Task brief:
Check every line of the material below for the string "控制系统硬件电路设计", and return the ones that have it.

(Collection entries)
• • •
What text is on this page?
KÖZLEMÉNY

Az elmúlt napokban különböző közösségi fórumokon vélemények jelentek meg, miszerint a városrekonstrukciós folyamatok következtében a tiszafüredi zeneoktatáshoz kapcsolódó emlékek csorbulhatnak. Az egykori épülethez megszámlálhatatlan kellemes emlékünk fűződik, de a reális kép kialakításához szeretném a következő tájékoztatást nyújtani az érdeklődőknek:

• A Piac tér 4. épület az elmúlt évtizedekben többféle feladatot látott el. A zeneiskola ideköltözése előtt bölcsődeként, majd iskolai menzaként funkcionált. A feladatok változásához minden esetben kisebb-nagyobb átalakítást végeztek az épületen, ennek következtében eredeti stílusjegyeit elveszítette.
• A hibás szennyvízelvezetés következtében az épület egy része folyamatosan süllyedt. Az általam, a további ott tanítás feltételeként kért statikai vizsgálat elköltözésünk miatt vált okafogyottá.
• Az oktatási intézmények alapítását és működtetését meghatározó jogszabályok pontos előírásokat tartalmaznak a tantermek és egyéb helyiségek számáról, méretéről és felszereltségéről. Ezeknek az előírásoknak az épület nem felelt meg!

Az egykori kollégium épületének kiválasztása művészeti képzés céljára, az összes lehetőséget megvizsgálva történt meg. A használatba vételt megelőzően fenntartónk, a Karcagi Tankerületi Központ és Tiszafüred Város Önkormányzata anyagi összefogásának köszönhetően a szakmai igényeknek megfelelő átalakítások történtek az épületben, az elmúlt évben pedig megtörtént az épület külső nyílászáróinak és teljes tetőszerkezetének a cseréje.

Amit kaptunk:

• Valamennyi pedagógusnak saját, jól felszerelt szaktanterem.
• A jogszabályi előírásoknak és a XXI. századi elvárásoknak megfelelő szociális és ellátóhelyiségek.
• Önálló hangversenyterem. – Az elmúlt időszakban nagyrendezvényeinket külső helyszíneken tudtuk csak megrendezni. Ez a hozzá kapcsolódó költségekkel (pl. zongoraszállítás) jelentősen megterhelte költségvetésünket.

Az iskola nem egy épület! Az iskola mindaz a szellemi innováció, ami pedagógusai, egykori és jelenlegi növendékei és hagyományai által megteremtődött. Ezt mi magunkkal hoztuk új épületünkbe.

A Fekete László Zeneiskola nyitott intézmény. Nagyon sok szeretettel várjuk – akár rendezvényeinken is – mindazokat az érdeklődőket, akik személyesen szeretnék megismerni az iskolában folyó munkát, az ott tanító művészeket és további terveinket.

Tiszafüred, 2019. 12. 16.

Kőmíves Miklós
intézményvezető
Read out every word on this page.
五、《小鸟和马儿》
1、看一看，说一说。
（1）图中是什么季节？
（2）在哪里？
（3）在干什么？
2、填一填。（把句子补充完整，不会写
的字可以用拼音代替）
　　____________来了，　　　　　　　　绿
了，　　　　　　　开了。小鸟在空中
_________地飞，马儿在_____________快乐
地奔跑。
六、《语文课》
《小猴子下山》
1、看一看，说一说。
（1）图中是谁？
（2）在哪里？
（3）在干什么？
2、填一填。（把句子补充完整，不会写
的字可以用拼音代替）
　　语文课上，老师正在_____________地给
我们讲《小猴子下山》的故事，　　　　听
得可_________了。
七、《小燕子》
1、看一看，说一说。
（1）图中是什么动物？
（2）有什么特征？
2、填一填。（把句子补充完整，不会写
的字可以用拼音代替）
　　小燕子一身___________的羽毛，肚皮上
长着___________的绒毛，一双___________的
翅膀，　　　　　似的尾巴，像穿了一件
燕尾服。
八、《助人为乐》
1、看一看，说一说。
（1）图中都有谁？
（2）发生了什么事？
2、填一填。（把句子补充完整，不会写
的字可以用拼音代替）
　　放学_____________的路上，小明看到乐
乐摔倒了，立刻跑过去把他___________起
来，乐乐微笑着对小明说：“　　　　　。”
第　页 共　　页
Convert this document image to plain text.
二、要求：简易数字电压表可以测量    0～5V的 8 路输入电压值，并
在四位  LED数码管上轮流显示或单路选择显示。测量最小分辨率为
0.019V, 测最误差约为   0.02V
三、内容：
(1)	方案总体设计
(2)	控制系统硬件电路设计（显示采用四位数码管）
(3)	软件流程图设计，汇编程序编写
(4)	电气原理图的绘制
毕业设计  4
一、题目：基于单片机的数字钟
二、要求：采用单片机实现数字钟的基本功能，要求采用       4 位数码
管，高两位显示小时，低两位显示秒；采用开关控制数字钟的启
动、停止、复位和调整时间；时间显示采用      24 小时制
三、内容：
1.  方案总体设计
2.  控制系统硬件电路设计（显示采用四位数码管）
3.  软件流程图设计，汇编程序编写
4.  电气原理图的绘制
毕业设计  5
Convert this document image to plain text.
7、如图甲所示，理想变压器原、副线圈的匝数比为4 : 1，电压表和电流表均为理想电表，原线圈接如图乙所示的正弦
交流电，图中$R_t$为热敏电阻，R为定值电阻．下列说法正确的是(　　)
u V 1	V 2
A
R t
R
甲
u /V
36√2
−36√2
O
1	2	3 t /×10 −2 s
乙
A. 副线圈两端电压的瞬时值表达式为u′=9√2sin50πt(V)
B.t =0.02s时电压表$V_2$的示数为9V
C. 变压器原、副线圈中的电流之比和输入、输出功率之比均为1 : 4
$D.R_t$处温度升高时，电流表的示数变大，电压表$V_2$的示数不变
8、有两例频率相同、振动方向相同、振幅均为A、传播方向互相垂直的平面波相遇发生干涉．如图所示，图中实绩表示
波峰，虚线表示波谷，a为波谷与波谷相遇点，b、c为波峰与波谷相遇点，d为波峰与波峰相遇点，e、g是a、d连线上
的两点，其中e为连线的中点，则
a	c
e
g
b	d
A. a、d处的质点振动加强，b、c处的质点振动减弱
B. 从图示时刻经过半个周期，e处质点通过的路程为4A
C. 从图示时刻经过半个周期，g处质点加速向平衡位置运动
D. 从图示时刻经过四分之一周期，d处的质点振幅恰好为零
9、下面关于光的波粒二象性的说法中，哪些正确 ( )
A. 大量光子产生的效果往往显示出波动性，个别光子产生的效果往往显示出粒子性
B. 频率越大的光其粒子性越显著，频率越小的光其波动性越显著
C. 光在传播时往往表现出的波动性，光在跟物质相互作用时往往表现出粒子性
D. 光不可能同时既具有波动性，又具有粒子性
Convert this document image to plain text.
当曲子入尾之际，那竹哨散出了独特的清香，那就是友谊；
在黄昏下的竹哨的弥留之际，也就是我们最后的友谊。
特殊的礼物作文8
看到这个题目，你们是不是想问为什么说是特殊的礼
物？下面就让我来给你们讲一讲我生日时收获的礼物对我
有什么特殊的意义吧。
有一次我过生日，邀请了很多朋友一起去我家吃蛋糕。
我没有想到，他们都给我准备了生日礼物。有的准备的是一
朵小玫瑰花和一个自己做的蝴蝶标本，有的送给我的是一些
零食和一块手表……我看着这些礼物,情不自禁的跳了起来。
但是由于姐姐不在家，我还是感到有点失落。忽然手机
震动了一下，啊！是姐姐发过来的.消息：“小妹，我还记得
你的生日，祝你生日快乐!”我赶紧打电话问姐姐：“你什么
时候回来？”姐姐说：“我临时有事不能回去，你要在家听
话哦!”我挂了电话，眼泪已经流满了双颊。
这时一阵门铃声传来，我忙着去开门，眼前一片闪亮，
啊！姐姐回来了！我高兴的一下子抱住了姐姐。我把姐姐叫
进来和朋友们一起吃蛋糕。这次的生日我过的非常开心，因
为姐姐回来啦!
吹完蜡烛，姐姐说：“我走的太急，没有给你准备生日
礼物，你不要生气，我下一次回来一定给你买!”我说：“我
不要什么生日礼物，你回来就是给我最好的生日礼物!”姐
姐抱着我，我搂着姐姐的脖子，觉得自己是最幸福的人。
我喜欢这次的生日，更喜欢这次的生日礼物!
• • •
Solution to this task:
(2)	控制系统硬件电路设计（显示采用四位数码管）
2.  控制系统硬件电路设计（显示采用四位数码管）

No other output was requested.